> **RECORD EXTRACTS**
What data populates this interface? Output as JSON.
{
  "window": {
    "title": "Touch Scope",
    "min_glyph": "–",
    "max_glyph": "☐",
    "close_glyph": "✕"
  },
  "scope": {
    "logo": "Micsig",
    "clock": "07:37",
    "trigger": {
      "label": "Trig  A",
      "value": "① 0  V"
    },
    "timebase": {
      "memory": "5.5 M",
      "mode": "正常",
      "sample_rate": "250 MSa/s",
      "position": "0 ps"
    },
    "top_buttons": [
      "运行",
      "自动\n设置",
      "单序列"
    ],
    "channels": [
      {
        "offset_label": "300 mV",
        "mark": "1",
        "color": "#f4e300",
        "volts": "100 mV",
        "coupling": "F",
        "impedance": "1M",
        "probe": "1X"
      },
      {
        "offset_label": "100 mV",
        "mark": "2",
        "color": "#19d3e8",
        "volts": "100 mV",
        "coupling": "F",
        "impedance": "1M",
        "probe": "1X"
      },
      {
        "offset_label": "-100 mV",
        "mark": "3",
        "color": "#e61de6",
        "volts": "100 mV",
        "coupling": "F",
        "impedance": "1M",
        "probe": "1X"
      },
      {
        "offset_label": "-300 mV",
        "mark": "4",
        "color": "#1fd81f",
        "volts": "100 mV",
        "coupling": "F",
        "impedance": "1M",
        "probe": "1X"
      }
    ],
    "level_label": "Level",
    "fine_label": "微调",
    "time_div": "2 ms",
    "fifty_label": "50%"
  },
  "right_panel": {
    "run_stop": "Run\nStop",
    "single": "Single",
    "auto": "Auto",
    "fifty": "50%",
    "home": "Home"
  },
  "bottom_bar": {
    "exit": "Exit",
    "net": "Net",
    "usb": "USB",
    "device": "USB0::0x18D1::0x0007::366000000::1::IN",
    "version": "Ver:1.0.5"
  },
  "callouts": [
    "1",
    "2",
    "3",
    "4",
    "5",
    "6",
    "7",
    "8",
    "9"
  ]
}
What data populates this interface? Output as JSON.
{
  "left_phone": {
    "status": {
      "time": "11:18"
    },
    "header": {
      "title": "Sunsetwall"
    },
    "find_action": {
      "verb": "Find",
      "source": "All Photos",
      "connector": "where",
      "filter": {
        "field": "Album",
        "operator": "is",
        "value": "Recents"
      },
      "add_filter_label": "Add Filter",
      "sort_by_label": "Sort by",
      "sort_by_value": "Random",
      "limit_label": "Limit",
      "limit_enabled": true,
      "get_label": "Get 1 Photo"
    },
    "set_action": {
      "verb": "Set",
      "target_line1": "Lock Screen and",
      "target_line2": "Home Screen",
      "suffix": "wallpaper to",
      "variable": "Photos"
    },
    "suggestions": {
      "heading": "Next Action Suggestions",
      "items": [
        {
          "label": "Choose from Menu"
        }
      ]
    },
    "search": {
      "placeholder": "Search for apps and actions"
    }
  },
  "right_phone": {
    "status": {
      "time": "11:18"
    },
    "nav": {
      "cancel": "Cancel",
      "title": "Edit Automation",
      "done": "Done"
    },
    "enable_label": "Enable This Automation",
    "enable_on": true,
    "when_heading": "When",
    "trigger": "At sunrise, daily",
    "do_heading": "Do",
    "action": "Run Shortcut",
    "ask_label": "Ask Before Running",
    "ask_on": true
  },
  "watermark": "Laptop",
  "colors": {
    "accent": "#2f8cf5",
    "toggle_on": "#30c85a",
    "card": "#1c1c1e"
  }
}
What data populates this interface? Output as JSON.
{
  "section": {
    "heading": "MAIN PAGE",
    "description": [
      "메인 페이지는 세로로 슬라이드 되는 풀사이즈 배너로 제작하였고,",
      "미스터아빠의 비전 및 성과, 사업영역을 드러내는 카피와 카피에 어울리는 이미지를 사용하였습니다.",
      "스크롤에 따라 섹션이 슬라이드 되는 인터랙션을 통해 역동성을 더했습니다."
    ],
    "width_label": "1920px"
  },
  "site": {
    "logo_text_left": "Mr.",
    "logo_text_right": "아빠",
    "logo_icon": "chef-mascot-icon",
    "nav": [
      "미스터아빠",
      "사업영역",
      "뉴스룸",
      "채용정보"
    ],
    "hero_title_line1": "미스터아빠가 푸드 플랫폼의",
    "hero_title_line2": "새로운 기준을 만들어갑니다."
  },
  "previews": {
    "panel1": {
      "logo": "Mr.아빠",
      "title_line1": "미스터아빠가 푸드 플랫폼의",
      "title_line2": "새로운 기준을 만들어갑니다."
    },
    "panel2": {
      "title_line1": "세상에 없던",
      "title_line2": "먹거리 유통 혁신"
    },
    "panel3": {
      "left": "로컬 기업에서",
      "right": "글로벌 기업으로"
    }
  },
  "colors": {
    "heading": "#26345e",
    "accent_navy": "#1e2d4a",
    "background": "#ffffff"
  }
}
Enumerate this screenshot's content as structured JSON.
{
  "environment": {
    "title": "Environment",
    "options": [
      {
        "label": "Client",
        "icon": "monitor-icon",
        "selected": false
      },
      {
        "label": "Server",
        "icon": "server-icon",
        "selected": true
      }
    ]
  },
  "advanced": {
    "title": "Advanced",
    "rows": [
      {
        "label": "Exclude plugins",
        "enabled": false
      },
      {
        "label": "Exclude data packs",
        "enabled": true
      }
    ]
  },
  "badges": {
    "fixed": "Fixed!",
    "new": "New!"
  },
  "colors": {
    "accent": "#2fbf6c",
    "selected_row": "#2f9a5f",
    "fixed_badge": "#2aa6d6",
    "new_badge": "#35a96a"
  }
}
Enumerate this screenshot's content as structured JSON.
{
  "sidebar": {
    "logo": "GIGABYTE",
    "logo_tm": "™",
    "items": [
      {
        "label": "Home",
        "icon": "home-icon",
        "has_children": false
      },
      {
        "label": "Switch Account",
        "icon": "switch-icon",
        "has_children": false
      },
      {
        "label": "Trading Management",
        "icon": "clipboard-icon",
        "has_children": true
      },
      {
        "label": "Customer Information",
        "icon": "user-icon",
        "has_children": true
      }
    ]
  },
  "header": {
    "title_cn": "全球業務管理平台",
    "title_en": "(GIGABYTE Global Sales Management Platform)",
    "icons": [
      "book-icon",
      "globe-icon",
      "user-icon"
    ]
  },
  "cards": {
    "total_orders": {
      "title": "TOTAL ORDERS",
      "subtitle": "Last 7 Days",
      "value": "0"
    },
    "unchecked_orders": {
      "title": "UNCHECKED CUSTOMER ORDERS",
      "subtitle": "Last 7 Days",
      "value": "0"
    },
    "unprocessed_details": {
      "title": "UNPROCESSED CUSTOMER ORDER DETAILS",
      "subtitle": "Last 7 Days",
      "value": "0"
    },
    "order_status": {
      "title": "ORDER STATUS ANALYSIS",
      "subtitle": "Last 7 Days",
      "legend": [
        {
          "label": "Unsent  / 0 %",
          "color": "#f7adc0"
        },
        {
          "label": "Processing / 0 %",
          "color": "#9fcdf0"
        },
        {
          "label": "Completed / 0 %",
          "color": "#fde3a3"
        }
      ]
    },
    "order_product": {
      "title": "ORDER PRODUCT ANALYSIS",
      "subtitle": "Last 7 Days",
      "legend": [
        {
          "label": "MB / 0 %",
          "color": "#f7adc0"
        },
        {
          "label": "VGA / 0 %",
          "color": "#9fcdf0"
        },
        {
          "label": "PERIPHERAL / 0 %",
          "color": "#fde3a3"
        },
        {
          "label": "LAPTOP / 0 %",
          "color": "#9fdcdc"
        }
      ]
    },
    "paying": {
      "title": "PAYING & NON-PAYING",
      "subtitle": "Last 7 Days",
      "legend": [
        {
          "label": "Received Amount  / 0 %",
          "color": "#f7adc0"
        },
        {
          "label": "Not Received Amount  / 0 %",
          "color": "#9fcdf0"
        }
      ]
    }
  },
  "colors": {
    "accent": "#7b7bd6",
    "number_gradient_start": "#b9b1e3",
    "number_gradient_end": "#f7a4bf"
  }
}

> **GIVEN EXERCISE**
Gather all lines with the string "Amount" from the data.

> **TASK ANSWER**
          "label": "Received Amount  / 0 %",
          "label": "Not Received Amount  / 0 %",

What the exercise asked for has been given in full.